Tonight, New York’s State Assembly approved same sex marriage rights by a vote of 33-29. A handful of Republicans joined all but one Democrat in passing the legislation, which, upon approval by the governor, will roughly double the number of Americans to which same sex marriage rights are available.
The news item struck me as a particularly good opportunity to coach you on how to think about government action stories that StateImpact will produce. To reiterate, our reporting mission is to focus on implications, effects, and dare I say — impact. That means, when a news event like New York’s same sex marriage vote happens, StateImpact bloggers should not write the “what happened” story. You can simply live tweet the “what happened” part for your community. And you can count on several other news outlets in your orbit to do the ‘what happened’ stuff. All you have to do for the ‘what happened’ story is simply write a sully lede, block quote the nut graph of someone else’s story and link to it.

━━━━━━━━━━━━━━━━

- Instructions to follow: According to the post on StateImpact coverage, what kind of story should StateImpact bloggers not write when a news event occurs? Answer using only the text above.

Saved entries:
━━━━━━━━━━━━━━━━

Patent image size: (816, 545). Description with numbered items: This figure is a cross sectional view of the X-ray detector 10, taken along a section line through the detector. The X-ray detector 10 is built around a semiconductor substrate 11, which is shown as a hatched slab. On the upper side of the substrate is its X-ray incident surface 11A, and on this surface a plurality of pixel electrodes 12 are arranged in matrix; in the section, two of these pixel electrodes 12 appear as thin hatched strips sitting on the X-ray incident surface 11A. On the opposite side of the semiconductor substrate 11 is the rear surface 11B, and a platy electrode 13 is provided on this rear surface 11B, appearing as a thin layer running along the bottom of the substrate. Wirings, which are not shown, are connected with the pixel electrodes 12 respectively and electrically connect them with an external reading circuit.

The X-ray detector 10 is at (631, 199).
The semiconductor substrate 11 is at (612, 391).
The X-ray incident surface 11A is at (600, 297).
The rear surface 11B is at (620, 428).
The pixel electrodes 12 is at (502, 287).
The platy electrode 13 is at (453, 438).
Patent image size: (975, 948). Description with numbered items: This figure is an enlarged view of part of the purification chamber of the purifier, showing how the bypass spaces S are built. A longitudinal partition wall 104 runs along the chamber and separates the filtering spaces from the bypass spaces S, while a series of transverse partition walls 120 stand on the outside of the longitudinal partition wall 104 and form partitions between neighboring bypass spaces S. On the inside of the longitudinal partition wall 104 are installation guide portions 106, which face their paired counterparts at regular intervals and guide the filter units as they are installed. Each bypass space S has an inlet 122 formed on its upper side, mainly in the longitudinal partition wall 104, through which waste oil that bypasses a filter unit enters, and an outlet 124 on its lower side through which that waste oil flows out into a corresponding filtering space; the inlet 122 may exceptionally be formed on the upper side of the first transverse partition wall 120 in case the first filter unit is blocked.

━━━━━━━━━━━━━━━━

- Exercise response: They should not write the "what happened" story.